GIVEN INFORMATION ▸
○ ○ ○ ○
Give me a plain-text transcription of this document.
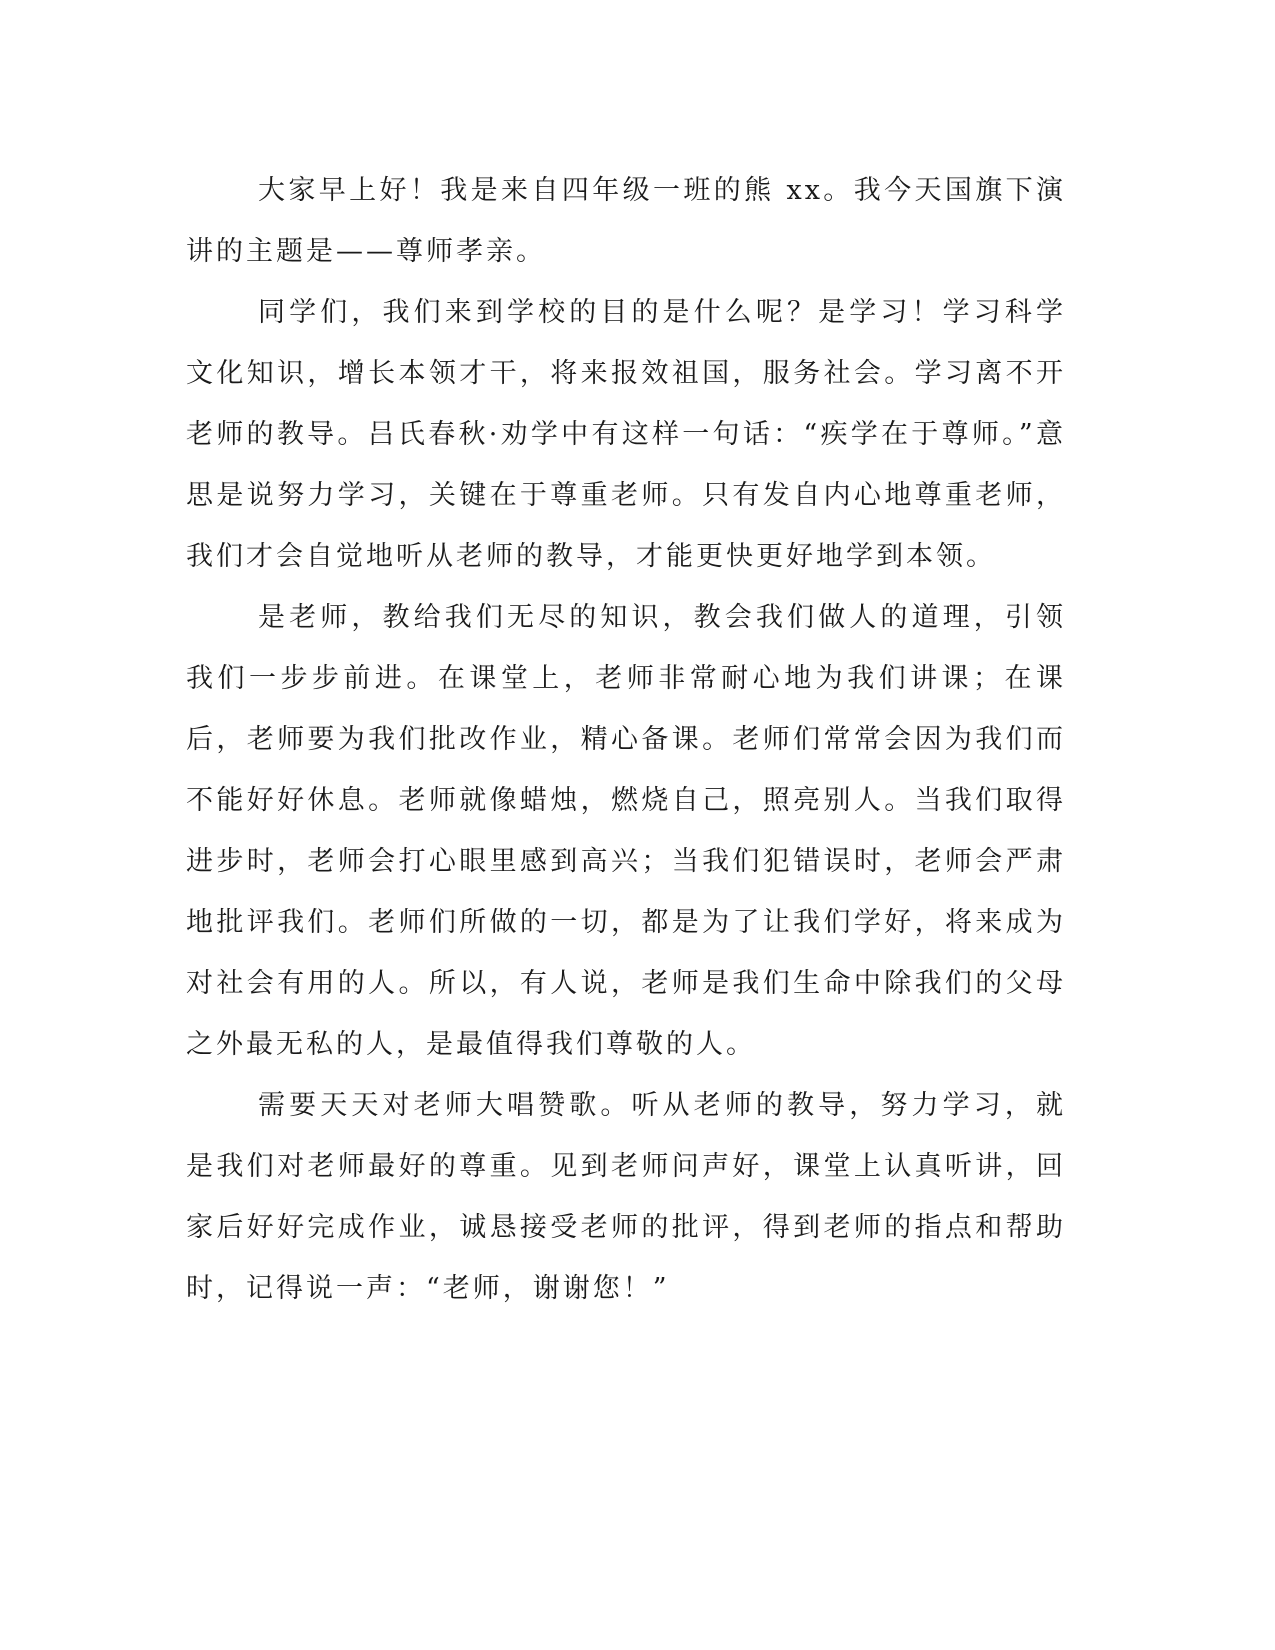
大家早上好！我是来自四年级一班的熊 xx。我今天国旗下演讲的主题是——尊师孝亲。

同学们，我们来到学校的目的是什么呢？是学习！学习科学文化知识，增长本领才干，将来报效祖国，服务社会。学习离不开老师的教导。吕氏春秋·劝学中有这样一句话：“疾学在于尊师。”意思是说努力学习，关键在于尊重老师。只有发自内心地尊重老师，我们才会自觉地听从老师的教导，才能更快更好地学到本领。

是老师，教给我们无尽的知识，教会我们做人的道理，引领我们一步步前进。在课堂上，老师非常耐心地为我们讲课；在课后，老师要为我们批改作业，精心备课。老师们常常会因为我们而不能好好休息。老师就像蜡烛，燃烧自己，照亮别人。当我们取得进步时，老师会打心眼里感到高兴；当我们犯错误时，老师会严肃地批评我们。老师们所做的一切，都是为了让我们学好，将来成为对社会有用的人。所以，有人说，老师是我们生命中除我们的父母之外最无私的人，是最值得我们尊敬的人。

需要天天对老师大唱赞歌。听从老师的教导，努力学习，就是我们对老师最好的尊重。见到老师问声好，课堂上认真听讲，回家后好好完成作业，诚恳接受老师的批评，得到老师的指点和帮助时，记得说一声：“老师，谢谢您！”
○ ○ ○ ○
PROBLEM TO WORK ON ▸
Return the material word for word. Pictures are not part of the copy.

RESULT OF THIS TASK ▸
Give me a plain-text transcription of this document.
大家早上好！我是来自四年级一班的熊 xx。我今天国旗下演讲的主题是——尊师孝亲。

同学们，我们来到学校的目的是什么呢？是学习！学习科学文化知识，增长本领才干，将来报效祖国，服务社会。学习离不开老师的教导。吕氏春秋·劝学中有这样一句话：“疾学在于尊师。”意思是说努力学习，关键在于尊重老师。只有发自内心地尊重老师，我们才会自觉地听从老师的教导，才能更快更好地学到本领。

是老师，教给我们无尽的知识，教会我们做人的道理，引领我们一步步前进。在课堂上，老师非常耐心地为我们讲课；在课后，老师要为我们批改作业，精心备课。老师们常常会因为我们而不能好好休息。老师就像蜡烛，燃烧自己，照亮别人。当我们取得进步时，老师会打心眼里感到高兴；当我们犯错误时，老师会严肃地批评我们。老师们所做的一切，都是为了让我们学好，将来成为对社会有用的人。所以，有人说，老师是我们生命中除我们的父母之外最无私的人，是最值得我们尊敬的人。

需要天天对老师大唱赞歌。听从老师的教导，努力学习，就是我们对老师最好的尊重。见到老师问声好，课堂上认真听讲，回家后好好完成作业，诚恳接受老师的批评，得到老师的指点和帮助时，记得说一声：“老师，谢谢您！”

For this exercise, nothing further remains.